▶ [WORK REQUIRED] Can you transcribe every record below exactly as it appears?

▶ [PROVIDED INFORMATION]
----------------

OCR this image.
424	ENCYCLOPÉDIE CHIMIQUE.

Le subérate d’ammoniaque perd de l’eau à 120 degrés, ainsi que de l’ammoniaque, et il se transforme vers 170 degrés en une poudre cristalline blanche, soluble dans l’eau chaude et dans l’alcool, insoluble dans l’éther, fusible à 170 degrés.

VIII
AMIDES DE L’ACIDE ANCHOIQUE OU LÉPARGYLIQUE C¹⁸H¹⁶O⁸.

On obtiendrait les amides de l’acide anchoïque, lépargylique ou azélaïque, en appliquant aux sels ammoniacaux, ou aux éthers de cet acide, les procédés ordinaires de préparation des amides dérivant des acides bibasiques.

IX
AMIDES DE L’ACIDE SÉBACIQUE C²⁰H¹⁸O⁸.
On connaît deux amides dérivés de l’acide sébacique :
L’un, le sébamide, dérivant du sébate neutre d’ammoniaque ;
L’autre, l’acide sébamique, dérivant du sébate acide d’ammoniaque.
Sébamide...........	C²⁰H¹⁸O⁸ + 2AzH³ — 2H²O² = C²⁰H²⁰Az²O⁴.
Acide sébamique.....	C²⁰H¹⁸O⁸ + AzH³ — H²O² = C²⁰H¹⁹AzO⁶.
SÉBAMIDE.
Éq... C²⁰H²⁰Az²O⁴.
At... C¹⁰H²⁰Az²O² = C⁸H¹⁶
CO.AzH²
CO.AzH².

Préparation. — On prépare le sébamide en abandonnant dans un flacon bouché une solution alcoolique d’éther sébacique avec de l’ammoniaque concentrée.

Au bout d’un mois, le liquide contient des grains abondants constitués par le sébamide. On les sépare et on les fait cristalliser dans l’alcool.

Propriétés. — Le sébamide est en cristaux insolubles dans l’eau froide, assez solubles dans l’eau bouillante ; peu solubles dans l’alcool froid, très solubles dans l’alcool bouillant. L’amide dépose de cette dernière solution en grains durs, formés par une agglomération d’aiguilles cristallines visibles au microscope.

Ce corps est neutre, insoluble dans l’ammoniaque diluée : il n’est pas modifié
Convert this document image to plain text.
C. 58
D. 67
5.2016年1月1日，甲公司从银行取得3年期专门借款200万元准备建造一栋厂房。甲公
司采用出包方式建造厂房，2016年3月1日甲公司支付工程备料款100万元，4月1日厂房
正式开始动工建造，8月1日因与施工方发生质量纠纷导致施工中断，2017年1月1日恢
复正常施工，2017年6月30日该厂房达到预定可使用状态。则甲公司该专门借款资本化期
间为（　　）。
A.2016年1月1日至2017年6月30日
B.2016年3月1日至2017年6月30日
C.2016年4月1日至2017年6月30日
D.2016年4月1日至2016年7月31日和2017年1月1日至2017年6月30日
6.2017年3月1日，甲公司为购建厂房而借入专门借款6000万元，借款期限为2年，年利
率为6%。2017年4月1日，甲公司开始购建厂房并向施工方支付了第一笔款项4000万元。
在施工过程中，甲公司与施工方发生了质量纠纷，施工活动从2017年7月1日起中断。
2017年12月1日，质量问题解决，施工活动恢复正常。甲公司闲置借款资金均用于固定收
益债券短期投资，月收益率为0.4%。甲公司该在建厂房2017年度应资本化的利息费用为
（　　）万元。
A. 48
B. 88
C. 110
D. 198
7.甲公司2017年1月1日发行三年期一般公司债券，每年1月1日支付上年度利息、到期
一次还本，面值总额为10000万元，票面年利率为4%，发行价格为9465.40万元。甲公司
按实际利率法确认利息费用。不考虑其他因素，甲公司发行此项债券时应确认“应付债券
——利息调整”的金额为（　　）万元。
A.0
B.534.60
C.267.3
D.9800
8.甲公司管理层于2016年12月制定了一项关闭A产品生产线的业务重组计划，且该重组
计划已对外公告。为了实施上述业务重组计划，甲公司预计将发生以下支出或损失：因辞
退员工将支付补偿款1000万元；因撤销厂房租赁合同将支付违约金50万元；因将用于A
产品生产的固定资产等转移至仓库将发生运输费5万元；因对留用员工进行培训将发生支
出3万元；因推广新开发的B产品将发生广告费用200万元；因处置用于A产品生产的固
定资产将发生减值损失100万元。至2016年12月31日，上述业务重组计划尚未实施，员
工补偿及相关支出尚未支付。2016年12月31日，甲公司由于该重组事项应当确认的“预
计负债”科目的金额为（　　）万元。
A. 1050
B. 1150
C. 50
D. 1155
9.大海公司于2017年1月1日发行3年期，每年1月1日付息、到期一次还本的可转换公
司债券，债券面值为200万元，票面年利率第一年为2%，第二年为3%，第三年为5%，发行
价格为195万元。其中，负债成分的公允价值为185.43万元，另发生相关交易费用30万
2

----------------

▶ [COMPLETED TASK]
OCR this image.
424	ENCYCLOPÉDIE CHIMIQUE.

Le subérate d’ammoniaque perd de l’eau à 120 degrés, ainsi que de l’ammoniaque, et il se transforme vers 170 degrés en une poudre cristalline blanche, soluble dans l’eau chaude et dans l’alcool, insoluble dans l’éther, fusible à 170 degrés.

VIII
AMIDES DE L’ACIDE ANCHOIQUE OU LÉPARGYLIQUE C¹⁸H¹⁶O⁸.

On obtiendrait les amides de l’acide anchoïque, lépargylique ou azélaïque, en appliquant aux sels ammoniacaux, ou aux éthers de cet acide, les procédés ordinaires de préparation des amides dérivant des acides bibasiques.

IX
AMIDES DE L’ACIDE SÉBACIQUE C²⁰H¹⁸O⁸.
On connaît deux amides dérivés de l’acide sébacique :
L’un, le sébamide, dérivant du sébate neutre d’ammoniaque ;
L’autre, l’acide sébamique, dérivant du sébate acide d’ammoniaque.
Sébamide...........	C²⁰H¹⁸O⁸ + 2AzH³ — 2H²O² = C²⁰H²⁰Az²O⁴.
Acide sébamique.....	C²⁰H¹⁸O⁸ + AzH³ — H²O² = C²⁰H¹⁹AzO⁶.
SÉBAMIDE.
Éq... C²⁰H²⁰Az²O⁴.
At... C¹⁰H²⁰Az²O² = C⁸H¹⁶
CO.AzH²
CO.AzH².

Préparation. — On prépare le sébamide en abandonnant dans un flacon bouché une solution alcoolique d’éther sébacique avec de l’ammoniaque concentrée.

Au bout d’un mois, le liquide contient des grains abondants constitués par le sébamide. On les sépare et on les fait cristalliser dans l’alcool.

Propriétés. — Le sébamide est en cristaux insolubles dans l’eau froide, assez solubles dans l’eau bouillante ; peu solubles dans l’alcool froid, très solubles dans l’alcool bouillant. L’amide dépose de cette dernière solution en grains durs, formés par une agglomération d’aiguilles cristallines visibles au microscope.

Ce corps est neutre, insoluble dans l’ammoniaque diluée : il n’est pas modifié
Convert this document image to plain text.
C. 58
D. 67
5.2016年1月1日，甲公司从银行取得3年期专门借款200万元准备建造一栋厂房。甲公
司采用出包方式建造厂房，2016年3月1日甲公司支付工程备料款100万元，4月1日厂房
正式开始动工建造，8月1日因与施工方发生质量纠纷导致施工中断，2017年1月1日恢
复正常施工，2017年6月30日该厂房达到预定可使用状态。则甲公司该专门借款资本化期
间为（　　）。
A.2016年1月1日至2017年6月30日
B.2016年3月1日至2017年6月30日
C.2016年4月1日至2017年6月30日
D.2016年4月1日至2016年7月31日和2017年1月1日至2017年6月30日
6.2017年3月1日，甲公司为购建厂房而借入专门借款6000万元，借款期限为2年，年利
率为6%。2017年4月1日，甲公司开始购建厂房并向施工方支付了第一笔款项4000万元。
在施工过程中，甲公司与施工方发生了质量纠纷，施工活动从2017年7月1日起中断。
2017年12月1日，质量问题解决，施工活动恢复正常。甲公司闲置借款资金均用于固定收
益债券短期投资，月收益率为0.4%。甲公司该在建厂房2017年度应资本化的利息费用为
（　　）万元。
A. 48
B. 88
C. 110
D. 198
7.甲公司2017年1月1日发行三年期一般公司债券，每年1月1日支付上年度利息、到期
一次还本，面值总额为10000万元，票面年利率为4%，发行价格为9465.40万元。甲公司
按实际利率法确认利息费用。不考虑其他因素，甲公司发行此项债券时应确认“应付债券
——利息调整”的金额为（　　）万元。
A.0
B.534.60
C.267.3
D.9800
8.甲公司管理层于2016年12月制定了一项关闭A产品生产线的业务重组计划，且该重组
计划已对外公告。为了实施上述业务重组计划，甲公司预计将发生以下支出或损失：因辞
退员工将支付补偿款1000万元；因撤销厂房租赁合同将支付违约金50万元；因将用于A
产品生产的固定资产等转移至仓库将发生运输费5万元；因对留用员工进行培训将发生支
出3万元；因推广新开发的B产品将发生广告费用200万元；因处置用于A产品生产的固
定资产将发生减值损失100万元。至2016年12月31日，上述业务重组计划尚未实施，员
工补偿及相关支出尚未支付。2016年12月31日，甲公司由于该重组事项应当确认的“预
计负债”科目的金额为（　　）万元。
A. 1050
B. 1150
C. 50
D. 1155
9.大海公司于2017年1月1日发行3年期，每年1月1日付息、到期一次还本的可转换公
司债券，债券面值为200万元，票面年利率第一年为2%，第二年为3%，第三年为5%，发行
价格为195万元。其中，负债成分的公允价值为185.43万元，另发生相关交易费用30万
2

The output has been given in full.